**AIM:** Without the pictures, print each of the records below exactly as it appears.

===== TASK DATA =====

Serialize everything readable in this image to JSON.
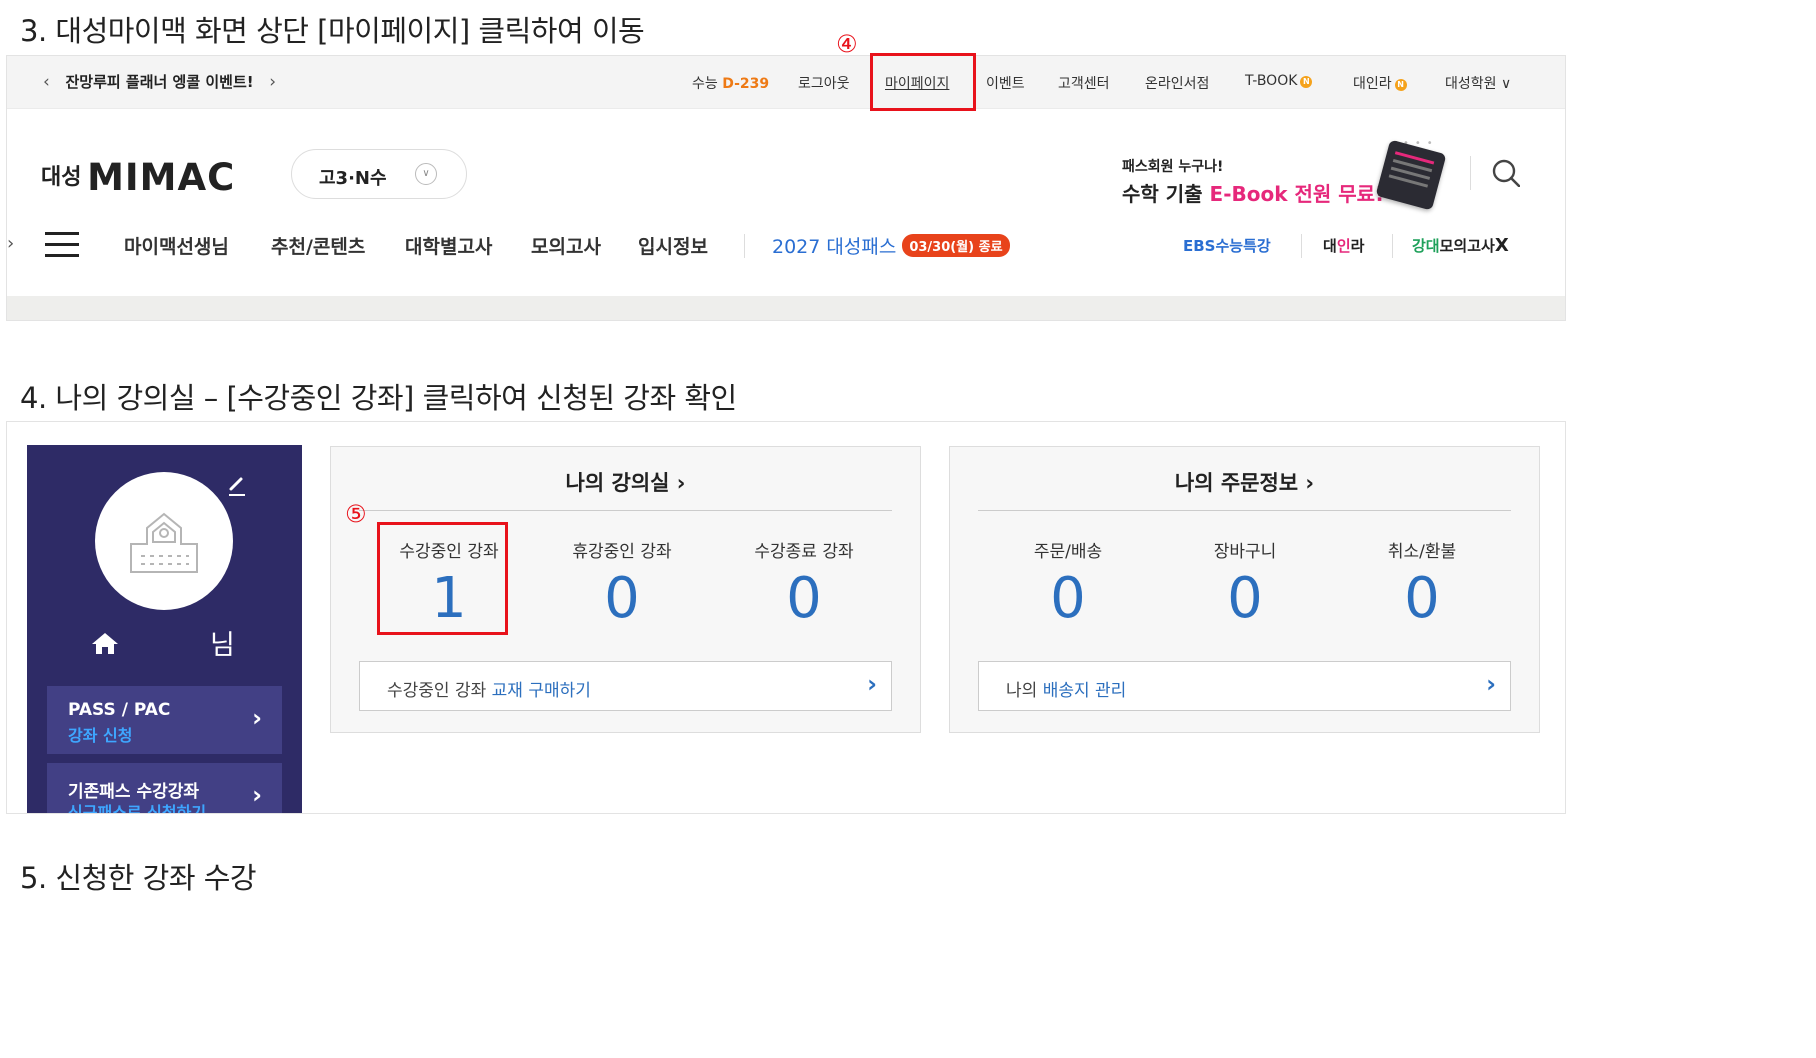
{
  "headings": {
    "step3": "3. 대성마이맥 화면 상단 [마이페이지] 클릭하여 이동",
    "step4": "4. 나의 강의실 – [수강중인 강좌] 클릭하여 신청된 강좌 확인",
    "step5": "5. 신청한 강좌 수강"
  },
  "markers": {
    "m4": "④",
    "m5": "⑤"
  },
  "topbar": {
    "promo_prev": "‹",
    "promo_text": "잔망루피 플래너 엥콜 이벤트!",
    "promo_next": "›",
    "suneung_label": "수능",
    "suneung_dday": "D-239",
    "logout": "로그아웃",
    "mypage": "마이페이지",
    "event": "이벤트",
    "customer": "고객센터",
    "bookstore": "온라인서점",
    "tbook": "T-BOOK",
    "dainra": "대인라",
    "new_badge": "N",
    "academy": "대성학원",
    "academy_chev": "∨"
  },
  "header": {
    "logo_ko": "대성",
    "logo_en": "MIMAC",
    "grade": "고3·N수",
    "grade_chev": "∨",
    "banner_line1": "패스회원 누구나!",
    "banner_line2_a": "수학 기출 ",
    "banner_line2_b": "E-Book",
    "banner_line2_c": " 전원 무료!",
    "carousel_dots": "•••"
  },
  "gnb": {
    "left_arrow": "›",
    "items": [
      "마이맥선생님",
      "추천/콘텐츠",
      "대학별고사",
      "모의고사",
      "입시정보"
    ],
    "pass": "2027 대성패스",
    "pass_badge": "03/30(월) 종료",
    "quick": {
      "ebs": "EBS수능특강",
      "dain_a": "대",
      "dain_b": "인",
      "dain_c": "라",
      "gangdae_a": "강대",
      "gangdae_b": "모의고사",
      "gangdae_c": "X"
    }
  },
  "profile": {
    "nim": "님",
    "menu1_line1": "PASS / PAC",
    "menu1_line2": "강좌 신청",
    "menu2_line1": "기존패스 수강강좌",
    "menu2_line2": "신규패스로 신청하기",
    "arrow": "›"
  },
  "classroom": {
    "title": "나의 강의실 ›",
    "stats": [
      {
        "label": "수강중인 강좌",
        "value": "1"
      },
      {
        "label": "휴강중인 강좌",
        "value": "0"
      },
      {
        "label": "수강종료 강좌",
        "value": "0"
      }
    ],
    "link_prefix": "수강중인 강좌 ",
    "link_blue": "교재 구매하기",
    "link_arrow": "›"
  },
  "orders": {
    "title": "나의 주문정보 ›",
    "stats": [
      {
        "label": "주문/배송",
        "value": "0"
      },
      {
        "label": "장바구니",
        "value": "0"
      },
      {
        "label": "취소/환불",
        "value": "0"
      }
    ],
    "link_prefix": "나의 ",
    "link_blue": "배송지 관리",
    "link_arrow": "›"
  },
  "colors": {
    "accent_red": "#e8121b",
    "navy": "#2e2b66",
    "stat_blue": "#2c6fbe",
    "dday_orange": "#ee7a15"
  }
}
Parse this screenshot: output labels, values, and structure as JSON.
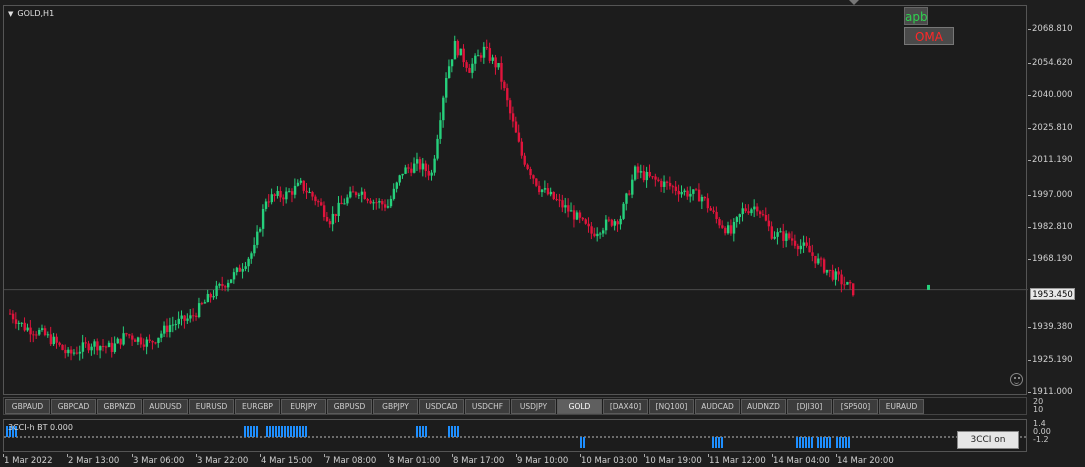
{
  "chart": {
    "symbol": "GOLD,H1",
    "current_price": "1953.450",
    "price_labels": [
      "2068.810",
      "2054.620",
      "2040.000",
      "2025.810",
      "2011.190",
      "1997.000",
      "1982.810",
      "1968.190",
      "1939.380",
      "1925.190",
      "1911.000"
    ],
    "price_min": 1911.0,
    "price_max": 2068.81,
    "time_labels": [
      "1 Mar 2022",
      "2 Mar 13:00",
      "3 Mar 06:00",
      "3 Mar 22:00",
      "4 Mar 15:00",
      "7 Mar 08:00",
      "8 Mar 01:00",
      "8 Mar 17:00",
      "9 Mar 10:00",
      "10 Mar 03:00",
      "10 Mar 19:00",
      "11 Mar 12:00",
      "14 Mar 04:00",
      "14 Mar 20:00"
    ],
    "colors": {
      "bull": "#26d07c",
      "bear": "#e0143c",
      "background": "#1c1c1c",
      "grid": "#555555",
      "bid_line": "#4a4a4a"
    }
  },
  "overlay_buttons": {
    "apb": "apb",
    "oma": "OMA"
  },
  "symbol_bar": {
    "items": [
      "GBPAUD",
      "GBPCAD",
      "GBPNZD",
      "AUDUSD",
      "EURUSD",
      "EURGBP",
      "EURJPY",
      "GBPUSD",
      "GBPJPY",
      "USDCAD",
      "USDCHF",
      "USDJPY",
      "GOLD",
      "[DAX40]",
      "[NQ100]",
      "AUDCAD",
      "AUDNZD",
      "[DJI30]",
      "[SP500]",
      "EURAUD"
    ],
    "active": "GOLD"
  },
  "sub_window_scale": [
    "20",
    "10"
  ],
  "indicator": {
    "label": "3CCI-h BT 0.000",
    "scale": [
      "1.4",
      "0.00",
      "-1.2"
    ],
    "button": "3CCI on",
    "color": "#1e8fff"
  }
}
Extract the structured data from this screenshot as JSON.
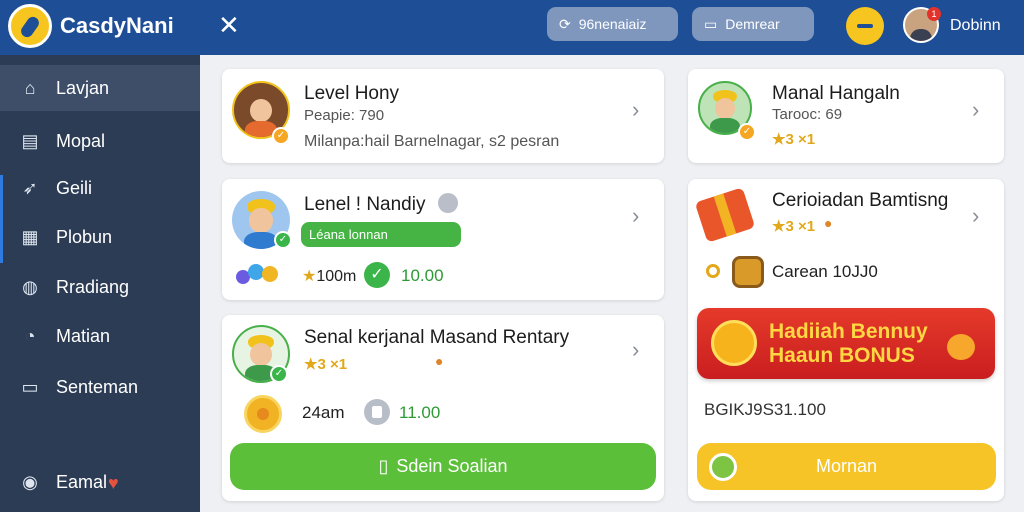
{
  "topbar": {
    "brand": "CasdyNani",
    "close": "✕",
    "pill1": "96nenaiaiz",
    "pill2": "Demrear",
    "notif_count": "1",
    "username": "Dobinn"
  },
  "sidebar": {
    "items": [
      {
        "label": "Lavjan",
        "icon": "home-icon"
      },
      {
        "label": "Mopal",
        "icon": "film-icon"
      },
      {
        "label": "Geili",
        "icon": "rocket-icon"
      },
      {
        "label": "Plobun",
        "icon": "building-icon"
      },
      {
        "label": "Rradiang",
        "icon": "globe-icon"
      },
      {
        "label": "Matian",
        "icon": "chat-icon"
      },
      {
        "label": "Senteman",
        "icon": "message-icon"
      },
      {
        "label": "Eamal",
        "icon": "game-controller-icon"
      }
    ]
  },
  "cards": {
    "c1": {
      "title": "Level Hony",
      "sub": "Peapie: 790",
      "desc": "Milanpa:hail Barnelnagar, s2 pesran"
    },
    "c2": {
      "title": "Lenel ! Nandiy",
      "bar": "Léana lonnan",
      "stat1": "100m",
      "stat2": "10.00"
    },
    "c3": {
      "title": "Senal kerjanal Masand Rentary",
      "stars": "★3 ×1",
      "stat1": "24am",
      "stat2": "11.00",
      "button": "Sdein Soalian"
    },
    "c4": {
      "title": "Manal Hangaln",
      "sub": "Tarooc: 69",
      "stars": "★3 ×1"
    },
    "c5": {
      "title": "Cerioiadan Bamtisng",
      "stars": "★3 ×1",
      "line": "Carean 10JJ0",
      "banner_l1": "Hadiiah Bennuy",
      "banner_l2": "Haaun BONUS",
      "amount": "BGIKJ9S31.100",
      "button": "Mornan"
    }
  },
  "colors": {
    "topbar": "#1d4e96",
    "sidebar": "#2c3c55",
    "accent_green": "#5cbf3a",
    "accent_yellow": "#f6c427",
    "banner_red": "#d9291f"
  }
}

=====

**THE COMPLETED TASK:**
Serialize everything readable in this image to JSON.
{
  "headings": {
    "step3": "3. 대성마이맥 화면 상단 [마이페이지] 클릭하여 이동",
    "step4": "4. 나의 강의실 – [수강중인 강좌] 클릭하여 신청된 강좌 확인",
    "step5": "5. 신청한 강좌 수강"
  },
  "markers": {
    "m4": "④",
    "m5": "⑤"
  },
  "topbar": {
    "promo_prev": "‹",
    "promo_text": "잔망루피 플래너 엥콜 이벤트!",
    "promo_next": "›",
    "suneung_label": "수능",
    "suneung_dday": "D-239",
    "logout": "로그아웃",
    "mypage": "마이페이지",
    "event": "이벤트",
    "customer": "고객센터",
    "bookstore": "온라인서점",
    "tbook": "T-BOOK",
    "dainra": "대인라",
    "new_badge": "N",
    "academy": "대성학원",
    "academy_chev": "∨"
  },
  "header": {
    "logo_ko": "대성",
    "logo_en": "MIMAC",
    "grade": "고3·N수",
    "grade_chev": "∨",
    "banner_line1": "패스회원 누구나!",
    "banner_line2_a": "수학 기출 ",
    "banner_line2_b": "E-Book",
    "banner_line2_c": " 전원 무료!",
    "carousel_dots": "•••"
  },
  "gnb": {
    "left_arrow": "›",
    "items": [
      "마이맥선생님",
      "추천/콘텐츠",
      "대학별고사",
      "모의고사",
      "입시정보"
    ],
    "pass": "2027 대성패스",
    "pass_badge": "03/30(월) 종료",
    "quick": {
      "ebs": "EBS수능특강",
      "dain_a": "대",
      "dain_b": "인",
      "dain_c": "라",
      "gangdae_a": "강대",
      "gangdae_b": "모의고사",
      "gangdae_c": "X"
    }
  },
  "profile": {
    "nim": "님",
    "menu1_line1": "PASS / PAC",
    "menu1_line2": "강좌 신청",
    "menu2_line1": "기존패스 수강강좌",
    "menu2_line2": "신규패스로 신청하기",
    "arrow": "›"
  },
  "classroom": {
    "title": "나의 강의실 ›",
    "stats": [
      {
        "label": "수강중인 강좌",
        "value": "1"
      },
      {
        "label": "휴강중인 강좌",
        "value": "0"
      },
      {
        "label": "수강종료 강좌",
        "value": "0"
      }
    ],
    "link_prefix": "수강중인 강좌 ",
    "link_blue": "교재 구매하기",
    "link_arrow": "›"
  },
  "orders": {
    "title": "나의 주문정보 ›",
    "stats": [
      {
        "label": "주문/배송",
        "value": "0"
      },
      {
        "label": "장바구니",
        "value": "0"
      },
      {
        "label": "취소/환불",
        "value": "0"
      }
    ],
    "link_prefix": "나의 ",
    "link_blue": "배송지 관리",
    "link_arrow": "›"
  },
  "colors": {
    "accent_red": "#e8121b",
    "navy": "#2e2b66",
    "stat_blue": "#2c6fbe",
    "dday_orange": "#ee7a15"
  }
}
Parse this screenshot: output labels, values, and structure as JSON.
{
  "chart": {
    "symbol": "GOLD,H1",
    "current_price": "1953.450",
    "price_labels": [
      "2068.810",
      "2054.620",
      "2040.000",
      "2025.810",
      "2011.190",
      "1997.000",
      "1982.810",
      "1968.190",
      "1939.380",
      "1925.190",
      "1911.000"
    ],
    "price_min": 1911.0,
    "price_max": 2068.81,
    "time_labels": [
      "1 Mar 2022",
      "2 Mar 13:00",
      "3 Mar 06:00",
      "3 Mar 22:00",
      "4 Mar 15:00",
      "7 Mar 08:00",
      "8 Mar 01:00",
      "8 Mar 17:00",
      "9 Mar 10:00",
      "10 Mar 03:00",
      "10 Mar 19:00",
      "11 Mar 12:00",
      "14 Mar 04:00",
      "14 Mar 20:00"
    ],
    "colors": {
      "bull": "#26d07c",
      "bear": "#e0143c",
      "background": "#1c1c1c",
      "grid": "#555555",
      "bid_line": "#4a4a4a"
    }
  },
  "overlay_buttons": {
    "apb": "apb",
    "oma": "OMA"
  },
  "symbol_bar": {
    "items": [
      "GBPAUD",
      "GBPCAD",
      "GBPNZD",
      "AUDUSD",
      "EURUSD",
      "EURGBP",
      "EURJPY",
      "GBPUSD",
      "GBPJPY",
      "USDCAD",
      "USDCHF",
      "USDJPY",
      "GOLD",
      "[DAX40]",
      "[NQ100]",
      "AUDCAD",
      "AUDNZD",
      "[DJI30]",
      "[SP500]",
      "EURAUD"
    ],
    "active": "GOLD"
  },
  "sub_window_scale": [
    "20",
    "10"
  ],
  "indicator": {
    "label": "3CCI-h BT 0.000",
    "scale": [
      "1.4",
      "0.00",
      "-1.2"
    ],
    "button": "3CCI on",
    "color": "#1e8fff"
  }
}
Extract the structured data from this screenshot as JSON.
{
  "topbar": {
    "brand": "CasdyNani",
    "close": "✕",
    "pill1": "96nenaiaiz",
    "pill2": "Demrear",
    "notif_count": "1",
    "username": "Dobinn"
  },
  "sidebar": {
    "items": [
      {
        "label": "Lavjan",
        "icon": "home-icon"
      },
      {
        "label": "Mopal",
        "icon": "film-icon"
      },
      {
        "label": "Geili",
        "icon": "rocket-icon"
      },
      {
        "label": "Plobun",
        "icon": "building-icon"
      },
      {
        "label": "Rradiang",
        "icon": "globe-icon"
      },
      {
        "label": "Matian",
        "icon": "chat-icon"
      },
      {
        "label": "Senteman",
        "icon": "message-icon"
      },
      {
        "label": "Eamal",
        "icon": "game-controller-icon"
      }
    ]
  },
  "cards": {
    "c1": {
      "title": "Level Hony",
      "sub": "Peapie: 790",
      "desc": "Milanpa:hail Barnelnagar, s2 pesran"
    },
    "c2": {
      "title": "Lenel ! Nandiy",
      "bar": "Léana lonnan",
      "stat1": "100m",
      "stat2": "10.00"
    },
    "c3": {
      "title": "Senal kerjanal Masand Rentary",
      "stars": "★3 ×1",
      "stat1": "24am",
      "stat2": "11.00",
      "button": "Sdein Soalian"
    },
    "c4": {
      "title": "Manal Hangaln",
      "sub": "Tarooc: 69",
      "stars": "★3 ×1"
    },
    "c5": {
      "title": "Cerioiadan Bamtisng",
      "stars": "★3 ×1",
      "line": "Carean 10JJ0",
      "banner_l1": "Hadiiah Bennuy",
      "banner_l2": "Haaun BONUS",
      "amount": "BGIKJ9S31.100",
      "button": "Mornan"
    }
  },
  "colors": {
    "topbar": "#1d4e96",
    "sidebar": "#2c3c55",
    "accent_green": "#5cbf3a",
    "accent_yellow": "#f6c427",
    "banner_red": "#d9291f"
  }
}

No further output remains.